_ARBEITSAUFTRAG:_
Gib aus dem Text über Otto Waalkes alles von „- Am Anfang“ bis hinunter zu „und Frontmann vor.“ wortgetreu wieder.
── ZITIERTER TEXTAUSZUG
Otto Waalkes hatte das Zeug zum Versager. Natürlich hat er nichts daraus gemacht. Stattdessen hat er ein paar Dutzend ausverkaufte Tourneen gemacht, millionenfach verkaufte Tonträger, TV-Quotenhits, Bücher an der Spitze der Bestsellerlisten, Filme mit insgesamt über 30 Millionen Besuchern und da er nicht gestorben ist, macht er auch so weiter. Sein Vorname „Otto“ steht für ein ganzes Programm.

- Am Anfang -
Dabei hat auch Otto einmal ganz klein angefangen: Am 22. Juli 1948 kam er in Emden als Baby zur Welt. Komiker wurde er aus Notwehr, war er doch immer der Kleinste in seiner Klasse. Bereits als Kind trat der Friesenjunge öffentlich auf: Bei Musikwettbewerben trug er den Babysitter-Boogie vor („Da gab es als ersten Preis einen Warengutschein im Wert von 30 Mark und das Buch Meuterei auf der Bounty “). Zu seinem zwölften Geburtstag erhielt Otto ein Geschenk, das sein weiteres Leben prägen sollte - seine erste Gitarre. Bereits zwei Jahre später stand er der Rockband „The Rustlers“, die in ganz Ostfriesland berüchtig war, als Gitarrist und Frontmann vor.

- Die ersten Jahre -
Das zeichnerische Talent erbte Otto von seinem Vater Karl, einem Malermeister - und schuf damit schon in jungen Jahren seine treuesten Begleiter, die er „Ottifanten“ taufte. Auf dem Schulhof tauschte er selbstgezeichnete Bilder gegen Festnahrung: „Für ein paar gute Ottifanten-Zeichnungen haben die mir Brote mitgebracht. Meine Mutter machte immer so komische, die nicht schmeckten.“ Wegen seiner Frisur wäre er um ein Haar, das offenbar zu lang war, von der Schule geflogen. Die Abiturprüfung bestand er 1968 im Zeichen der allgemeinen Liberalisierung mit der Note „aufreizend“. Sofort begann Otto in Hamburg ein Studium der Pädagogik in den Fächern Englisch und Kunst. Zum Glück hatte er nie eine Chance, es erfolgreich abzuschließen, denn „schon beim Praktikum in der Schule haben die Kinder nur gerufen: Jollahahittiiih, mach den Tarzanruf! Die kannten mich schon.“ So wechselte er 1970 an die Hochschule für Bildende Künste und verdiente sein Geld mit Gesangsauftritten. Ähnlich wie die Beatles vor ihm machte er sich in den Kneipen und Clubs der Hamburger Musikszene einen Namen; eine Zeit lang wohnte der Kunststudent mit Marius Müller-Westernhagen und Udo Lindenberg in einer Wohngemeinschaft zusammen.
────
── AUFGEFÜHRTE EINTRÄGE
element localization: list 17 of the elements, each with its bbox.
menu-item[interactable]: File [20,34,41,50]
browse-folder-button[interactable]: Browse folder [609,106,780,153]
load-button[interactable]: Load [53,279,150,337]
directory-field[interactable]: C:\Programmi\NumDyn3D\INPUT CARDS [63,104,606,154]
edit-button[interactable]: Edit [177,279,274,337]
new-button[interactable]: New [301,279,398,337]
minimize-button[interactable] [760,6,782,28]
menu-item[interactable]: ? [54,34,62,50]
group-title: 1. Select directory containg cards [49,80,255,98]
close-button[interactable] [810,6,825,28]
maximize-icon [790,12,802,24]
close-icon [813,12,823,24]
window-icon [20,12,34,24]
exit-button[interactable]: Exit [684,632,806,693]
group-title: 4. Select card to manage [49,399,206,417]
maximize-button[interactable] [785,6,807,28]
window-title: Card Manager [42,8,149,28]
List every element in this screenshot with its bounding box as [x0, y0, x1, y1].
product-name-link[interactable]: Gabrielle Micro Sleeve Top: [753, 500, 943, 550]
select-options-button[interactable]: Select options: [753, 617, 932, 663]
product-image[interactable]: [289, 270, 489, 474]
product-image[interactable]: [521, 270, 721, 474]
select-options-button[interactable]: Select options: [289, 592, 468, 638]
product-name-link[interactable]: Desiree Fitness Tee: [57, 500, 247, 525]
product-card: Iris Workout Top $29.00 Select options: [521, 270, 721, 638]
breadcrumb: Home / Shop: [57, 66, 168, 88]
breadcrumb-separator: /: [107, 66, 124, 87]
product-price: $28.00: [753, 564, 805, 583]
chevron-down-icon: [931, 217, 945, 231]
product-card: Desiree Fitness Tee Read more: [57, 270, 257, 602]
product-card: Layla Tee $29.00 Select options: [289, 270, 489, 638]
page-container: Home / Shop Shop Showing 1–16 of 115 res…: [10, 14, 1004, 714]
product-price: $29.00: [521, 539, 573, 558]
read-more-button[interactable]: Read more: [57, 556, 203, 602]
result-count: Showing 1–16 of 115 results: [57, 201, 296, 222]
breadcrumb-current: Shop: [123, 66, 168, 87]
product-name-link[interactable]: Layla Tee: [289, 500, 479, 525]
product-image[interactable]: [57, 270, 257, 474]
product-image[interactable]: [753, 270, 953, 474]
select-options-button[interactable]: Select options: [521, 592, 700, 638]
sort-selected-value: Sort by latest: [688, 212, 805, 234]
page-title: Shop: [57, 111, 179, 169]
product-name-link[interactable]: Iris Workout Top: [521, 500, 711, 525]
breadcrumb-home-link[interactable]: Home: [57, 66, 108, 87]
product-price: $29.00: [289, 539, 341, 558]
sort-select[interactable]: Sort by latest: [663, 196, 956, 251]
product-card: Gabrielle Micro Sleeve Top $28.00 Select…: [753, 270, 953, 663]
────
_LÖSUNG DER AUFGABE:_
- Am Anfang -
Dabei hat auch Otto einmal ganz klein angefangen: Am 22. Juli 1948 kam er in Emden als Baby zur Welt. Komiker wurde er aus Notwehr, war er doch immer der Kleinste in seiner Klasse. Bereits als Kind trat der Friesenjunge öffentlich auf: Bei Musikwettbewerben trug er den Babysitter-Boogie vor („Da gab es als ersten Preis einen Warengutschein im Wert von 30 Mark und das Buch Meuterei auf der Bounty “). Zu seinem zwölften Geburtstag erhielt Otto ein Geschenk, das sein weiteres Leben prägen sollte - seine erste Gitarre. Bereits zwei Jahre später stand er der Rockband „The Rustlers“, die in ganz Ostfriesland berüchtig war, als Gitarrist und Frontmann vor.